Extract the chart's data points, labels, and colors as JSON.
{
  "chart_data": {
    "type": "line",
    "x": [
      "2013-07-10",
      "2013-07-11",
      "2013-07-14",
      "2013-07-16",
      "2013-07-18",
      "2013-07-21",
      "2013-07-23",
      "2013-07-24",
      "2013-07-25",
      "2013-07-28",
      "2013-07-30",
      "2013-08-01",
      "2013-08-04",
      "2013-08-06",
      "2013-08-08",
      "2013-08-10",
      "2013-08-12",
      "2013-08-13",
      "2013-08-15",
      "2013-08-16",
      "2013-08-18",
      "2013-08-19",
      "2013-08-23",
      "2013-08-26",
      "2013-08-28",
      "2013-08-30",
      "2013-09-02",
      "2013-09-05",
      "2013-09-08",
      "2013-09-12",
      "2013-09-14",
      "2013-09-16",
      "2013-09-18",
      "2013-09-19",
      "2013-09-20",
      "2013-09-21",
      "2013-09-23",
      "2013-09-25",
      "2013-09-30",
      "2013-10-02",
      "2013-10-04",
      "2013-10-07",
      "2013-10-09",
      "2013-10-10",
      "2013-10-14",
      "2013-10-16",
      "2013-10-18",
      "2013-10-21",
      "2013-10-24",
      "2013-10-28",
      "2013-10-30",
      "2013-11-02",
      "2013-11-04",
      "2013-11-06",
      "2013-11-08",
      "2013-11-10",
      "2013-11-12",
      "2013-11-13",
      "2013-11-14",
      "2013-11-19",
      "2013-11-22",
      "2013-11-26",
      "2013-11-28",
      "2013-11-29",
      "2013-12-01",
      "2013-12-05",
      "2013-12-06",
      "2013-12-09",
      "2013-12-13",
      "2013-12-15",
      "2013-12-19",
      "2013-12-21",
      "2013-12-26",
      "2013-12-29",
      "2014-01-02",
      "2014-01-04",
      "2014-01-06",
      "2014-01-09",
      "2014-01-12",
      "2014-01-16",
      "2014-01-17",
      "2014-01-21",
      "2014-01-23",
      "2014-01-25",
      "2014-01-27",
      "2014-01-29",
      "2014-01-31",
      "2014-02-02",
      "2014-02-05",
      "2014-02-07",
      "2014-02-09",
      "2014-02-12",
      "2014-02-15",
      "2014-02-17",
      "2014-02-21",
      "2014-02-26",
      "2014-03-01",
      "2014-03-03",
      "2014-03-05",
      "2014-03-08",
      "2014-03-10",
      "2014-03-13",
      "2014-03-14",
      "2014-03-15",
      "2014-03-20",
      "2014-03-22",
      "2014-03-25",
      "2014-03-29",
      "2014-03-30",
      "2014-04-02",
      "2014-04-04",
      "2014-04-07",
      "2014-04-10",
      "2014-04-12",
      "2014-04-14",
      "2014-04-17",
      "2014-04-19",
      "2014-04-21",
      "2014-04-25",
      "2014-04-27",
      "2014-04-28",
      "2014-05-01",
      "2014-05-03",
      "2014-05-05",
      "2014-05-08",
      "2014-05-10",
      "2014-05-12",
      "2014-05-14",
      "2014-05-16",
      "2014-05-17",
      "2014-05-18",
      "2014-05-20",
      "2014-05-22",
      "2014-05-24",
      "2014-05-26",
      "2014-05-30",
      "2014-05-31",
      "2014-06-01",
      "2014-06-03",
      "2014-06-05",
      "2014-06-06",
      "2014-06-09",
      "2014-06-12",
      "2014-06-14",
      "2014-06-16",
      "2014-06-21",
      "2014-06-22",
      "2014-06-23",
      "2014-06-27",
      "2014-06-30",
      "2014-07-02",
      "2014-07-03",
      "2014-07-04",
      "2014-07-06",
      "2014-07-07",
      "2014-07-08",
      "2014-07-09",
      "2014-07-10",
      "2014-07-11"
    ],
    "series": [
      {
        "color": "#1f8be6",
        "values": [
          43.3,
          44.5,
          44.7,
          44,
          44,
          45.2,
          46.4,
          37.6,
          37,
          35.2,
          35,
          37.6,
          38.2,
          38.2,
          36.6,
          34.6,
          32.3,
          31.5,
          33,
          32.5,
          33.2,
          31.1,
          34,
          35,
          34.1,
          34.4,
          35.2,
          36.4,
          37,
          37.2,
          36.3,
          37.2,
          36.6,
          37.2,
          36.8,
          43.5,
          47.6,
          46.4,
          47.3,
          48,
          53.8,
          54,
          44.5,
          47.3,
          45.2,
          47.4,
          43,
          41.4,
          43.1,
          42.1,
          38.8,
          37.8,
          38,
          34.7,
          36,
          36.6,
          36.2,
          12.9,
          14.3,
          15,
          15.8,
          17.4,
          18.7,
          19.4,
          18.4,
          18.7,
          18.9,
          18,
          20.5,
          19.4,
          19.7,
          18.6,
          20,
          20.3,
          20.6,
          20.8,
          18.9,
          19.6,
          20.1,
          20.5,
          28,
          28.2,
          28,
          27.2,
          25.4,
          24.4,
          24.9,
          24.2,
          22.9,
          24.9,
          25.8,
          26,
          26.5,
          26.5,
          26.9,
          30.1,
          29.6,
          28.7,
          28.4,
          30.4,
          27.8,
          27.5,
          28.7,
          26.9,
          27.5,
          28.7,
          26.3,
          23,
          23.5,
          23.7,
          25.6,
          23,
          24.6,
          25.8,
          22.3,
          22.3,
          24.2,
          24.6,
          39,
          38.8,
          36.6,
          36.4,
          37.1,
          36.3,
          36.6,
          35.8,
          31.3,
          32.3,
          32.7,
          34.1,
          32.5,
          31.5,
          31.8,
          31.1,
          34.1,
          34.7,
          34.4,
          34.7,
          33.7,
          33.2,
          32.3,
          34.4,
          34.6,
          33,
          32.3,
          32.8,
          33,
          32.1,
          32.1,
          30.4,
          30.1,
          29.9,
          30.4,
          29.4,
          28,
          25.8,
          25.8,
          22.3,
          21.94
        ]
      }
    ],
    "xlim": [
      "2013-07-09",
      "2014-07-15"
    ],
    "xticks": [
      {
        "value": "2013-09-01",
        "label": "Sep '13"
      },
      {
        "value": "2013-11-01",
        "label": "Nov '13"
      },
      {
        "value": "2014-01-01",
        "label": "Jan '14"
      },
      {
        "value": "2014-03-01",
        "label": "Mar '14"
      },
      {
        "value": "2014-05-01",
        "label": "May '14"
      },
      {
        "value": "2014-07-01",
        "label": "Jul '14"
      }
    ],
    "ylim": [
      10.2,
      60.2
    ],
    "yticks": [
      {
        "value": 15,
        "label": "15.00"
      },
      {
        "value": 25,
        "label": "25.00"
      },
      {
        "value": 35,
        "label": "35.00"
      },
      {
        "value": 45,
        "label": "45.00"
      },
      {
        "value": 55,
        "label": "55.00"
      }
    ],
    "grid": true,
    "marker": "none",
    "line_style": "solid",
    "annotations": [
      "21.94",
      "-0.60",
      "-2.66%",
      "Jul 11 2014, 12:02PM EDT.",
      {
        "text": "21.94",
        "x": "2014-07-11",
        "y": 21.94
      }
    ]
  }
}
· · · ·
▶ **EXERCISE TASK**
Write out all the entries exactly.

▶ **ANSWER TO THE EXERCISE**
Extract the chart's data points, labels, and colors as JSON.
{
  "chart_data": {
    "type": "line",
    "x": [
      "2013-07-10",
      "2013-07-11",
      "2013-07-14",
      "2013-07-16",
      "2013-07-18",
      "2013-07-21",
      "2013-07-23",
      "2013-07-24",
      "2013-07-25",
      "2013-07-28",
      "2013-07-30",
      "2013-08-01",
      "2013-08-04",
      "2013-08-06",
      "2013-08-08",
      "2013-08-10",
      "2013-08-12",
      "2013-08-13",
      "2013-08-15",
      "2013-08-16",
      "2013-08-18",
      "2013-08-19",
      "2013-08-23",
      "2013-08-26",
      "2013-08-28",
      "2013-08-30",
      "2013-09-02",
      "2013-09-05",
      "2013-09-08",
      "2013-09-12",
      "2013-09-14",
      "2013-09-16",
      "2013-09-18",
      "2013-09-19",
      "2013-09-20",
      "2013-09-21",
      "2013-09-23",
      "2013-09-25",
      "2013-09-30",
      "2013-10-02",
      "2013-10-04",
      "2013-10-07",
      "2013-10-09",
      "2013-10-10",
      "2013-10-14",
      "2013-10-16",
      "2013-10-18",
      "2013-10-21",
      "2013-10-24",
      "2013-10-28",
      "2013-10-30",
      "2013-11-02",
      "2013-11-04",
      "2013-11-06",
      "2013-11-08",
      "2013-11-10",
      "2013-11-12",
      "2013-11-13",
      "2013-11-14",
      "2013-11-19",
      "2013-11-22",
      "2013-11-26",
      "2013-11-28",
      "2013-11-29",
      "2013-12-01",
      "2013-12-05",
      "2013-12-06",
      "2013-12-09",
      "2013-12-13",
      "2013-12-15",
      "2013-12-19",
      "2013-12-21",
      "2013-12-26",
      "2013-12-29",
      "2014-01-02",
      "2014-01-04",
      "2014-01-06",
      "2014-01-09",
      "2014-01-12",
      "2014-01-16",
      "2014-01-17",
      "2014-01-21",
      "2014-01-23",
      "2014-01-25",
      "2014-01-27",
      "2014-01-29",
      "2014-01-31",
      "2014-02-02",
      "2014-02-05",
      "2014-02-07",
      "2014-02-09",
      "2014-02-12",
      "2014-02-15",
      "2014-02-17",
      "2014-02-21",
      "2014-02-26",
      "2014-03-01",
      "2014-03-03",
      "2014-03-05",
      "2014-03-08",
      "2014-03-10",
      "2014-03-13",
      "2014-03-14",
      "2014-03-15",
      "2014-03-20",
      "2014-03-22",
      "2014-03-25",
      "2014-03-29",
      "2014-03-30",
      "2014-04-02",
      "2014-04-04",
      "2014-04-07",
      "2014-04-10",
      "2014-04-12",
      "2014-04-14",
      "2014-04-17",
      "2014-04-19",
      "2014-04-21",
      "2014-04-25",
      "2014-04-27",
      "2014-04-28",
      "2014-05-01",
      "2014-05-03",
      "2014-05-05",
      "2014-05-08",
      "2014-05-10",
      "2014-05-12",
      "2014-05-14",
      "2014-05-16",
      "2014-05-17",
      "2014-05-18",
      "2014-05-20",
      "2014-05-22",
      "2014-05-24",
      "2014-05-26",
      "2014-05-30",
      "2014-05-31",
      "2014-06-01",
      "2014-06-03",
      "2014-06-05",
      "2014-06-06",
      "2014-06-09",
      "2014-06-12",
      "2014-06-14",
      "2014-06-16",
      "2014-06-21",
      "2014-06-22",
      "2014-06-23",
      "2014-06-27",
      "2014-06-30",
      "2014-07-02",
      "2014-07-03",
      "2014-07-04",
      "2014-07-06",
      "2014-07-07",
      "2014-07-08",
      "2014-07-09",
      "2014-07-10",
      "2014-07-11"
    ],
    "series": [
      {
        "color": "#1f8be6",
        "values": [
          43.3,
          44.5,
          44.7,
          44,
          44,
          45.2,
          46.4,
          37.6,
          37,
          35.2,
          35,
          37.6,
          38.2,
          38.2,
          36.6,
          34.6,
          32.3,
          31.5,
          33,
          32.5,
          33.2,
          31.1,
          34,
          35,
          34.1,
          34.4,
          35.2,
          36.4,
          37,
          37.2,
          36.3,
          37.2,
          36.6,
          37.2,
          36.8,
          43.5,
          47.6,
          46.4,
          47.3,
          48,
          53.8,
          54,
          44.5,
          47.3,
          45.2,
          47.4,
          43,
          41.4,
          43.1,
          42.1,
          38.8,
          37.8,
          38,
          34.7,
          36,
          36.6,
          36.2,
          12.9,
          14.3,
          15,
          15.8,
          17.4,
          18.7,
          19.4,
          18.4,
          18.7,
          18.9,
          18,
          20.5,
          19.4,
          19.7,
          18.6,
          20,
          20.3,
          20.6,
          20.8,
          18.9,
          19.6,
          20.1,
          20.5,
          28,
          28.2,
          28,
          27.2,
          25.4,
          24.4,
          24.9,
          24.2,
          22.9,
          24.9,
          25.8,
          26,
          26.5,
          26.5,
          26.9,
          30.1,
          29.6,
          28.7,
          28.4,
          30.4,
          27.8,
          27.5,
          28.7,
          26.9,
          27.5,
          28.7,
          26.3,
          23,
          23.5,
          23.7,
          25.6,
          23,
          24.6,
          25.8,
          22.3,
          22.3,
          24.2,
          24.6,
          39,
          38.8,
          36.6,
          36.4,
          37.1,
          36.3,
          36.6,
          35.8,
          31.3,
          32.3,
          32.7,
          34.1,
          32.5,
          31.5,
          31.8,
          31.1,
          34.1,
          34.7,
          34.4,
          34.7,
          33.7,
          33.2,
          32.3,
          34.4,
          34.6,
          33,
          32.3,
          32.8,
          33,
          32.1,
          32.1,
          30.4,
          30.1,
          29.9,
          30.4,
          29.4,
          28,
          25.8,
          25.8,
          22.3,
          21.94
        ]
      }
    ],
    "xlim": [
      "2013-07-09",
      "2014-07-15"
    ],
    "xticks": [
      {
        "value": "2013-09-01",
        "label": "Sep '13"
      },
      {
        "value": "2013-11-01",
        "label": "Nov '13"
      },
      {
        "value": "2014-01-01",
        "label": "Jan '14"
      },
      {
        "value": "2014-03-01",
        "label": "Mar '14"
      },
      {
        "value": "2014-05-01",
        "label": "May '14"
      },
      {
        "value": "2014-07-01",
        "label": "Jul '14"
      }
    ],
    "ylim": [
      10.2,
      60.2
    ],
    "yticks": [
      {
        "value": 15,
        "label": "15.00"
      },
      {
        "value": 25,
        "label": "25.00"
      },
      {
        "value": 35,
        "label": "35.00"
      },
      {
        "value": 45,
        "label": "45.00"
      },
      {
        "value": 55,
        "label": "55.00"
      }
    ],
    "grid": true,
    "marker": "none",
    "line_style": "solid",
    "annotations": [
      "21.94",
      "-0.60",
      "-2.66%",
      "Jul 11 2014, 12:02PM EDT.",
      {
        "text": "21.94",
        "x": "2014-07-11",
        "y": 21.94
      }
    ]
  }
}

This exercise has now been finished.